■ YOUR TASK
Copy out every line holding the string "ZZTAYLOR" from the records below.

■ INFORMATION SHOWN

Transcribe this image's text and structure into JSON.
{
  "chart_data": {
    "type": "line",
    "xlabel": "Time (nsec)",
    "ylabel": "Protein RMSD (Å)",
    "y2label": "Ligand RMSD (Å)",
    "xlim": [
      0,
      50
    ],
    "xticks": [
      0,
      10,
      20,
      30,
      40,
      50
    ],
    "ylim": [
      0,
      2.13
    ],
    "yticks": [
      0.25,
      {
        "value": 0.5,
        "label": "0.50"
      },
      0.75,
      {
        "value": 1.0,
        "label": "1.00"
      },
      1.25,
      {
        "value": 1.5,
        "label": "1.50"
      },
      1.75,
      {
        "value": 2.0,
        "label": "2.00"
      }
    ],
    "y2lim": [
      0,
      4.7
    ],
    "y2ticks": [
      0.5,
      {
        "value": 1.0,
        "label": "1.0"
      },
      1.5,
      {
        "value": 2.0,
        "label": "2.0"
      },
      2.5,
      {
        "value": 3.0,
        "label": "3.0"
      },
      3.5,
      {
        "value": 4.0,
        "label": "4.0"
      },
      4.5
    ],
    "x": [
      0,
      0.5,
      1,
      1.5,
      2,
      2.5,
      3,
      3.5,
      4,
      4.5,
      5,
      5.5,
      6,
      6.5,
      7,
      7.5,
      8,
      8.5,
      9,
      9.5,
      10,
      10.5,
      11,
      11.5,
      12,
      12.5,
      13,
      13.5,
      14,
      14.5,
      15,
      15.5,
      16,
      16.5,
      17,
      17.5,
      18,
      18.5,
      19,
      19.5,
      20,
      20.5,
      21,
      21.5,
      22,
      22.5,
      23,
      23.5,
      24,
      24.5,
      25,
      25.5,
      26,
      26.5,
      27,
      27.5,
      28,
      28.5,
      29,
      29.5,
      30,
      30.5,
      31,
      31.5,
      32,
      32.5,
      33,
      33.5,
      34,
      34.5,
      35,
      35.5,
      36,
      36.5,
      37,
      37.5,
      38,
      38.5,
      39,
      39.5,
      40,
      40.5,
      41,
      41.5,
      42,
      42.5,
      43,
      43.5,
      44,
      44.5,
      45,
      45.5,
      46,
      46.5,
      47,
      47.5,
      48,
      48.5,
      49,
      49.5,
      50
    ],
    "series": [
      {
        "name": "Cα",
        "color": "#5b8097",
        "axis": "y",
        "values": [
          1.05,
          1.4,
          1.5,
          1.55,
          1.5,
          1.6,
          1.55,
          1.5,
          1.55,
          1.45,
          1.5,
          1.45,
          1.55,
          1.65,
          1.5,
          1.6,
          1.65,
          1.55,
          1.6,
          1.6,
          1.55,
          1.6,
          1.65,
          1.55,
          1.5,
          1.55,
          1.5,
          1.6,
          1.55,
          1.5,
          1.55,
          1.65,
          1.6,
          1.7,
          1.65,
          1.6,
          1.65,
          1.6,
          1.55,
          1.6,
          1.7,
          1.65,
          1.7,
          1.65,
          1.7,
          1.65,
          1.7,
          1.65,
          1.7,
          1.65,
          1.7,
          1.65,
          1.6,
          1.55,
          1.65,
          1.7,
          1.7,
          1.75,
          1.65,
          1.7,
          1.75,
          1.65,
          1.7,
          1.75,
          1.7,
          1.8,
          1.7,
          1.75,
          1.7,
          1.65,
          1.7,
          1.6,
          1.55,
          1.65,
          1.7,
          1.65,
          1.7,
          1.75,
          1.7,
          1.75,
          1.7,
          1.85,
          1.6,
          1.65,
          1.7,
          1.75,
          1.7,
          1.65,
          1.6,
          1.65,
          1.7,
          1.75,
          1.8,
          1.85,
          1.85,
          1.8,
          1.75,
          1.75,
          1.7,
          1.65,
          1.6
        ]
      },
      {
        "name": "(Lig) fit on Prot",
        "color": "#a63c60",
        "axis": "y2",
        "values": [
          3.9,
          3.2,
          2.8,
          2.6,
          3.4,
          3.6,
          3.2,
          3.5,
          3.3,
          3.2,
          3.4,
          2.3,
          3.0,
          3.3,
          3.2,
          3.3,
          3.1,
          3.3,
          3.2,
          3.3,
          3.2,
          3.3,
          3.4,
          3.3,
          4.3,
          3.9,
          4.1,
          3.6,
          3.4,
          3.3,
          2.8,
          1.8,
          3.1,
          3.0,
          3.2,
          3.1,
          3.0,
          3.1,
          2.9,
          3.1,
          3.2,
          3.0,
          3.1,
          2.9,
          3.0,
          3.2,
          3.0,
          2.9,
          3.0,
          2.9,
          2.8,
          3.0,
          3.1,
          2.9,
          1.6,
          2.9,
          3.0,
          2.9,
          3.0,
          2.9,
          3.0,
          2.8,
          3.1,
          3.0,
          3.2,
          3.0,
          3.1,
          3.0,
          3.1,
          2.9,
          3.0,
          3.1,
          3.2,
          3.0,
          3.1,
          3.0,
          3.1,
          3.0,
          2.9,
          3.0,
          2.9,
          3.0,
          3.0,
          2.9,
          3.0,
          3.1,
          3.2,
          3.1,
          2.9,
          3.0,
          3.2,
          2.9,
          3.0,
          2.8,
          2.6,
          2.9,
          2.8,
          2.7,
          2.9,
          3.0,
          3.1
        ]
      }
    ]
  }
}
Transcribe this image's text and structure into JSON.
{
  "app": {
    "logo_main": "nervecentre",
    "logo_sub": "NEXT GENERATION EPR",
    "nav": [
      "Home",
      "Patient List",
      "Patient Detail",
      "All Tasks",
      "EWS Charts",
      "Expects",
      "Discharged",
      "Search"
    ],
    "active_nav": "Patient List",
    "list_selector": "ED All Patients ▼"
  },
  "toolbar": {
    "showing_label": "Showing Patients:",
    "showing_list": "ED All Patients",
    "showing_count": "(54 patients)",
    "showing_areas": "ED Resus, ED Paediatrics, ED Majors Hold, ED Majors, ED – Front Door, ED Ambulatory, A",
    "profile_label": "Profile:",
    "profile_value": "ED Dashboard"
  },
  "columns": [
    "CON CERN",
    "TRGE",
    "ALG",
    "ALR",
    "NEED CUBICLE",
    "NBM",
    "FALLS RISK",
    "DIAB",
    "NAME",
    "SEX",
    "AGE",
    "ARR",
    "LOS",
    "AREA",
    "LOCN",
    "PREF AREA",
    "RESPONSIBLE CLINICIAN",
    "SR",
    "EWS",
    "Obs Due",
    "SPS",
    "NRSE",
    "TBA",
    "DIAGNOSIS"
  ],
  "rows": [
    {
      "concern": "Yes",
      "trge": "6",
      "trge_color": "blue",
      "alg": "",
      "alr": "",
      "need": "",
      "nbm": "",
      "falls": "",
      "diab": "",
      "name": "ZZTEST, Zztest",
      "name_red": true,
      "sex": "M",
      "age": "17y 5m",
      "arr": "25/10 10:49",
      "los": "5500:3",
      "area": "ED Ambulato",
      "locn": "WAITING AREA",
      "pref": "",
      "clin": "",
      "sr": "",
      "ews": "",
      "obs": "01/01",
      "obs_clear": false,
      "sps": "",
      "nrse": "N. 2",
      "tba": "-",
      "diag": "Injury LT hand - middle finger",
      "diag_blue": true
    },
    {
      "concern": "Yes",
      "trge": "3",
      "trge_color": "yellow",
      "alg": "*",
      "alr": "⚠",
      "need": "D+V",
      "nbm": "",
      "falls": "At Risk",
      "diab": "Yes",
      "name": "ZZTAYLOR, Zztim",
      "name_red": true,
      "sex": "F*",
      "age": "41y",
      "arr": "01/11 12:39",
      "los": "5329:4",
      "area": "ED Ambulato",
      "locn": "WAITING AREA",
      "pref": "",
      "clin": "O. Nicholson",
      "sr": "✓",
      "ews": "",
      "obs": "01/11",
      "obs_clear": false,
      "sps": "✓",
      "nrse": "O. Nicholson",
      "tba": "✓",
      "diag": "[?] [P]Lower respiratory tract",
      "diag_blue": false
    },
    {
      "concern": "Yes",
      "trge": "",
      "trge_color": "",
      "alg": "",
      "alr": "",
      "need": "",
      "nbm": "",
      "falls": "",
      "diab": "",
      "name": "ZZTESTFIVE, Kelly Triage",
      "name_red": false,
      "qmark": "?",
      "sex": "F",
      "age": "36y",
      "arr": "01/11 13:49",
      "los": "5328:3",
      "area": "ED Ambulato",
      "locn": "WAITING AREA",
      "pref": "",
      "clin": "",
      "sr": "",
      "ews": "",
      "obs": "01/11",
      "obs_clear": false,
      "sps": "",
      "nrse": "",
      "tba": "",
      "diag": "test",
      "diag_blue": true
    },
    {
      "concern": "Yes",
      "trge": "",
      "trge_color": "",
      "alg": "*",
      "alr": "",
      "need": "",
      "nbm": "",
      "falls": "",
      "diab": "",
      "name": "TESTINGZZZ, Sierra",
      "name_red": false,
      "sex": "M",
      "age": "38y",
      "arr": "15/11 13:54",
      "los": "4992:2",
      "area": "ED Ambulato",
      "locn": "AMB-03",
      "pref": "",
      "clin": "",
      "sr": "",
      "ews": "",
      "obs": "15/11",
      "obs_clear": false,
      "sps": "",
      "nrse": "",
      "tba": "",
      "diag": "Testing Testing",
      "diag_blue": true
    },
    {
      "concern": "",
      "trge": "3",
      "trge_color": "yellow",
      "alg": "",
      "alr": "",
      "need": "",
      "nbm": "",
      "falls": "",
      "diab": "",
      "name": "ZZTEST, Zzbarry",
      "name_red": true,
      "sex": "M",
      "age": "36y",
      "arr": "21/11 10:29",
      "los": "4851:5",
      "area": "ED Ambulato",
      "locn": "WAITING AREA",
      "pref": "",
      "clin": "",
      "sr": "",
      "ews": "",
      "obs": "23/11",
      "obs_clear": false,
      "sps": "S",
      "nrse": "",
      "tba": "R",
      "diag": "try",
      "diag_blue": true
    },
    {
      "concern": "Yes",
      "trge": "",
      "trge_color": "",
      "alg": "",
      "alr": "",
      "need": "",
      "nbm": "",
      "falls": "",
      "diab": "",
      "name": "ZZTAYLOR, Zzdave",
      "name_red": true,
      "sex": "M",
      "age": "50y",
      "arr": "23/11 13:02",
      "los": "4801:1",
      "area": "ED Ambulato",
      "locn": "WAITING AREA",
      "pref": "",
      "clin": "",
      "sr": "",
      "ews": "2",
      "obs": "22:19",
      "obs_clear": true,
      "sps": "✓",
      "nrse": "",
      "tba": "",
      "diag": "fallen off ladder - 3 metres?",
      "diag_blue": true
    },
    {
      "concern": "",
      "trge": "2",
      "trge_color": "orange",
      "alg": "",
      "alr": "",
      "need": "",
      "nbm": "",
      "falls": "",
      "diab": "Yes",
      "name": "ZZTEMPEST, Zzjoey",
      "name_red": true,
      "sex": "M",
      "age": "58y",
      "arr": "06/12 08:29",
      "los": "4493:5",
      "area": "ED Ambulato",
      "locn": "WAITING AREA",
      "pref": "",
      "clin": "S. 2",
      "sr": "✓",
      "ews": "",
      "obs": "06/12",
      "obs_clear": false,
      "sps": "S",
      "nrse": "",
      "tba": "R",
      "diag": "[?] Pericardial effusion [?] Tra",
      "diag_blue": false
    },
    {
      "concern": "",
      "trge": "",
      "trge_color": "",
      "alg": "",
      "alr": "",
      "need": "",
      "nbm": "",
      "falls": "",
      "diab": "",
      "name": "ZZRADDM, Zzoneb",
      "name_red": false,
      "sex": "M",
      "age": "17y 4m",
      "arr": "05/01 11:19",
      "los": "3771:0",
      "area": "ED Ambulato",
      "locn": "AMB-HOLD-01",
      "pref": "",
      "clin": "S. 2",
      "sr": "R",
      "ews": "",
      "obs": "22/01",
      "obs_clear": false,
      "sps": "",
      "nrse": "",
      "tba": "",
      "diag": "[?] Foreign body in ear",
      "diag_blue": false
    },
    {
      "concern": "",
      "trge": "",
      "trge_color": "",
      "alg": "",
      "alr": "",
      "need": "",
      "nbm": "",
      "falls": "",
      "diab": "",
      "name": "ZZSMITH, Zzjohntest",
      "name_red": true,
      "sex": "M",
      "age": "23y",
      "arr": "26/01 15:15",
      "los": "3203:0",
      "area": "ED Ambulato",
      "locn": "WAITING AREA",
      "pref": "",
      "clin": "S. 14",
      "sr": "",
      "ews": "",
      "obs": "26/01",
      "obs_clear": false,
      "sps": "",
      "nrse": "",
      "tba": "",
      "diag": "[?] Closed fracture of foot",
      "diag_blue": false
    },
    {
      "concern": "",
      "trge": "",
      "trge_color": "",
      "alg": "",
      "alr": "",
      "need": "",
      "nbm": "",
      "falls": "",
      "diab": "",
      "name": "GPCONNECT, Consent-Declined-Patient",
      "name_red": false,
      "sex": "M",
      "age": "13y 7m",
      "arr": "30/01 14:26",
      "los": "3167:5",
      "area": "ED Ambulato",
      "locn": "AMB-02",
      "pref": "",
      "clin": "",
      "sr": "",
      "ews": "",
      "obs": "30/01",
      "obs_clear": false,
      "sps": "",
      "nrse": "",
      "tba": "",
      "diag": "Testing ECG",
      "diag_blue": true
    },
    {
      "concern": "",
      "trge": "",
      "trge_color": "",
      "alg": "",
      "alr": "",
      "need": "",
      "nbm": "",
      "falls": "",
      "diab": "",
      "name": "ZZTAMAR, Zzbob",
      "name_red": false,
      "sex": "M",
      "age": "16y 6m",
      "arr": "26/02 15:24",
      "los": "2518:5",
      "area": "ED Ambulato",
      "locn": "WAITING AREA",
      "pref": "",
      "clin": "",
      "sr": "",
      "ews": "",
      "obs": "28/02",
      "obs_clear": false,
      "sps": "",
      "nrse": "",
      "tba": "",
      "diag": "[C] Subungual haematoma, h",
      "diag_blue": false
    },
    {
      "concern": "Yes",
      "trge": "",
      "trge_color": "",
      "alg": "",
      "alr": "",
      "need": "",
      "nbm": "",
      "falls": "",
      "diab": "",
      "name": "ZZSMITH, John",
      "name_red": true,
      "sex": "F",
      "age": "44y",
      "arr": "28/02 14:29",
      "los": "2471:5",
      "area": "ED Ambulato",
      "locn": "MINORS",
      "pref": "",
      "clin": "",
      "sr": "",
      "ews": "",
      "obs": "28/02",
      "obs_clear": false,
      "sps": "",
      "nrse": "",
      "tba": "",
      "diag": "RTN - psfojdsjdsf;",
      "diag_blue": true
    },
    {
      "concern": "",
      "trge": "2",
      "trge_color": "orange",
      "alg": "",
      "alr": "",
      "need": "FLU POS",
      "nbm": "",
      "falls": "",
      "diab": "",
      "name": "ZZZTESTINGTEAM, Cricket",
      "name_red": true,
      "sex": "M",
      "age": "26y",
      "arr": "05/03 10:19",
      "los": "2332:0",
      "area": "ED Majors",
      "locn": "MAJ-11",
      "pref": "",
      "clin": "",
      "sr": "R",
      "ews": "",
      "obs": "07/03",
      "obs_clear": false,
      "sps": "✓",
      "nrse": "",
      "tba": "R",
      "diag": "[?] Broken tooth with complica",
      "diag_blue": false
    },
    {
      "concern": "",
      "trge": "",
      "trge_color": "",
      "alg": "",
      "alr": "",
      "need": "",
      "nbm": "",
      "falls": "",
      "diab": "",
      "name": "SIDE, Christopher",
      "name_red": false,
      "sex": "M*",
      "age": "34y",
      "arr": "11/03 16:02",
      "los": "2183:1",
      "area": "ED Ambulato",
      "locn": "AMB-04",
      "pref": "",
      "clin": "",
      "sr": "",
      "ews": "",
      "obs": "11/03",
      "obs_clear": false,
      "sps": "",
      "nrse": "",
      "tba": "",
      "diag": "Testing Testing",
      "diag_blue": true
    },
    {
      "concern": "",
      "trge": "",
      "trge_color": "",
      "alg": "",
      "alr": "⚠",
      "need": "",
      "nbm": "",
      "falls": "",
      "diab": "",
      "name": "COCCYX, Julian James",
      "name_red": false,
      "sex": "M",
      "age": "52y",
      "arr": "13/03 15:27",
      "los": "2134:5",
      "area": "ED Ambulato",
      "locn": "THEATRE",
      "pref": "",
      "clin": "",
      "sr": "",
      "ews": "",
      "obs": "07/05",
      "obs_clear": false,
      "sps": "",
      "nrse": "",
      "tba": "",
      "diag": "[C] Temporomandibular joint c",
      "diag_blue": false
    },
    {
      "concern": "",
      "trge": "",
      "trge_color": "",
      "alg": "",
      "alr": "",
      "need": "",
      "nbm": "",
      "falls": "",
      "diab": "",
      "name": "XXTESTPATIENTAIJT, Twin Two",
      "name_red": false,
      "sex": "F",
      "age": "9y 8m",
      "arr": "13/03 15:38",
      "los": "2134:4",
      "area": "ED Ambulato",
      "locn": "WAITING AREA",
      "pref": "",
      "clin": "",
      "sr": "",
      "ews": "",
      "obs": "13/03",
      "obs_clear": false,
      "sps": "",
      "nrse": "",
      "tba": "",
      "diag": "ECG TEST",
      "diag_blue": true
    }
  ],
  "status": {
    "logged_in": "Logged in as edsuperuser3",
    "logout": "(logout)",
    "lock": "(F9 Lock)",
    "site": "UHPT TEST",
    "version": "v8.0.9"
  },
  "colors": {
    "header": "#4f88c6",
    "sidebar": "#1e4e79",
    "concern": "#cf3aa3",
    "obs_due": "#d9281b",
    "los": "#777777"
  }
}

■ RESULT FOR THIS EXERCISE
      "name": "ZZTAYLOR, Zztim",
      "name": "ZZTAYLOR, Zzdave",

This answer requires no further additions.